**Do this:** Each line that holds the word "газовый" is to be identified and copied.

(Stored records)
++++++++++++++++++++
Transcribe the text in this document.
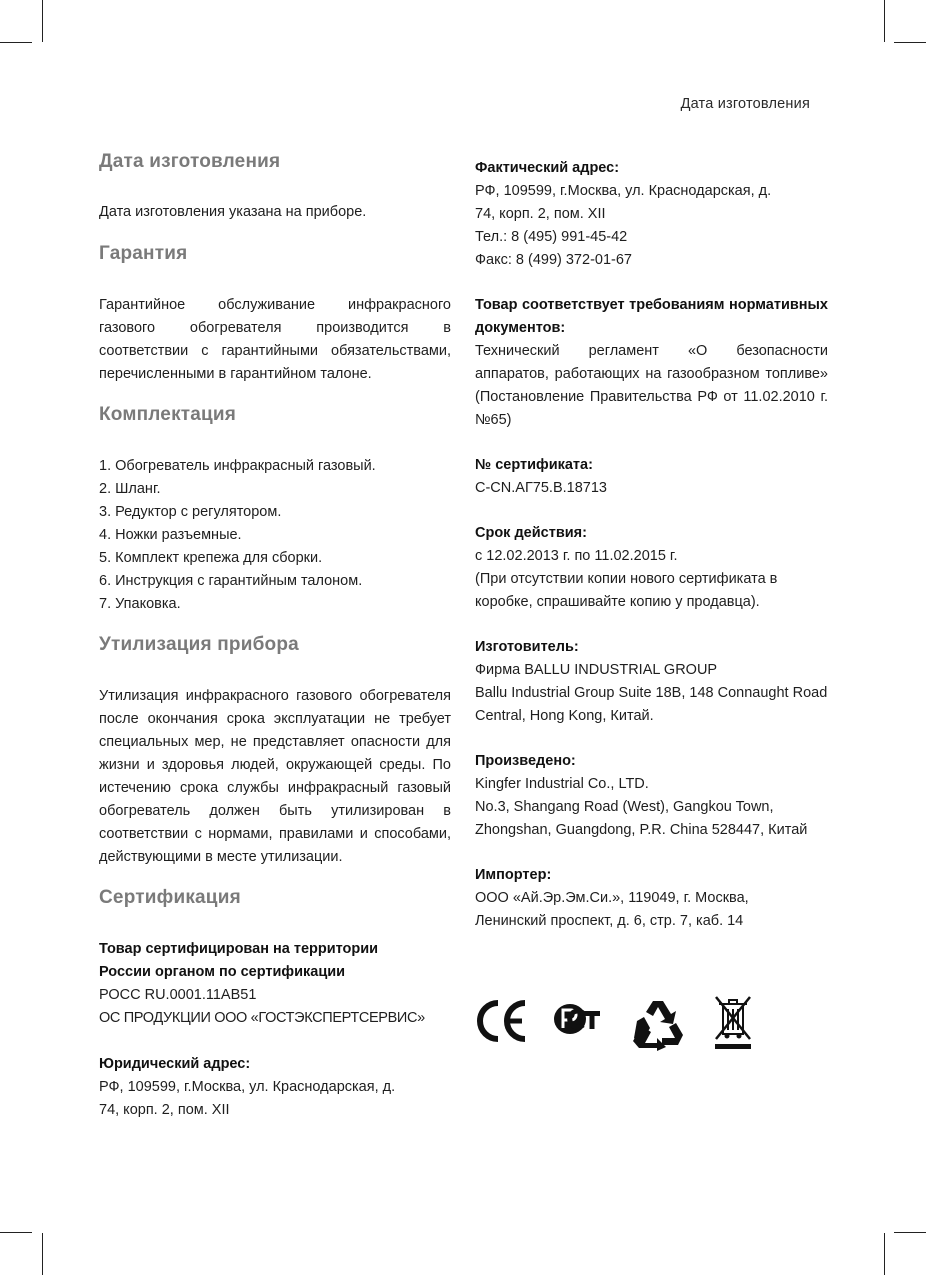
Дата изготовления
Дата изготовления

Дата изготовления указана на приборе.

Гарантия

Гарантийное обслуживание инфракрасного газового обогревателя производится в соответствии с гарантийными обязательствами, перечисленными в гарантийном талоне.

Комплектация
1. Обогреватель инфракрасный газовый.
2. Шланг.
3. Редуктор с регулятором.
4. Ножки разъемные.
5. Комплект крепежа для сборки.
6. Инструкция с гарантийным талоном.
7. Упаковка.
Утилизация прибора

Утилизация инфракрасного газового обогревателя после окончания срока эксплуатации не требует специальных мер, не представляет опасности для жизни и здоровья людей, окружающей среды. По истечению срока службы инфракрасный газовый обогреватель должен быть утилизирован в соответствии с нормами, правилами и способами, действующими в месте утилизации.

Сертификация

Товар сертифицирован на территории

России органом по сертификации

РОСС RU.0001.11АВ51

ОС ПРОДУКЦИИ ООО «ГОСТЭКСПЕРТСЕРВИС»

Юридический адрес:

РФ, 109599, г.Москва, ул. Краснодарская, д.

74, корп. 2, пом. XII

Фактический адрес:

РФ, 109599, г.Москва, ул. Краснодарская, д.

74, корп. 2, пом. XII

Тел.: 8 (495) 991-45-42

Факс: 8 (499) 372-01-67

Товар соответствует требованиям нормативных документов:

Технический регламент «О безопасности аппаратов, работающих на газообразном топливе» (Постановление Правительства РФ от 11.02.2010 г. №65)

№ сертификата:

С-CN.АГ75.В.18713

Срок действия:

с 12.02.2013 г. по 11.02.2015 г.

(При отсутствии копии нового сертификата в коробке, спрашивайте копию у продавца).

Изготовитель:

Фирма BALLU INDUSTRIAL GROUP

Ballu Industrial Group Suite 18B, 148 Connaught Road Central, Hong Kong, Китай.

Произведено:

Kingfer Industrial Co., LTD.

No.3, Shangang Road (West), Gangkou Town, Zhongshan, Guangdong, P.R. China 528447, Китай

Импортер:

ООО «Ай.Эр.Эм.Си.», 119049, г. Москва,

Ленинский проспект, д. 6, стр. 7, каб. 14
++++++++++++++++++++
**Expected answer:**
1. Обогреватель инфракрасный газовый.
Утилизация инфракрасного газового обогревателя после окончания срока эксплуатации не требует специальных мер, не представляет опасности для жизни и здоровья людей, окружающей среды. По истечению срока службы инфракрасный газовый обогреватель должен быть утилизирован в соответствии с нормами, правилами и способами, действующими в месте утилизации.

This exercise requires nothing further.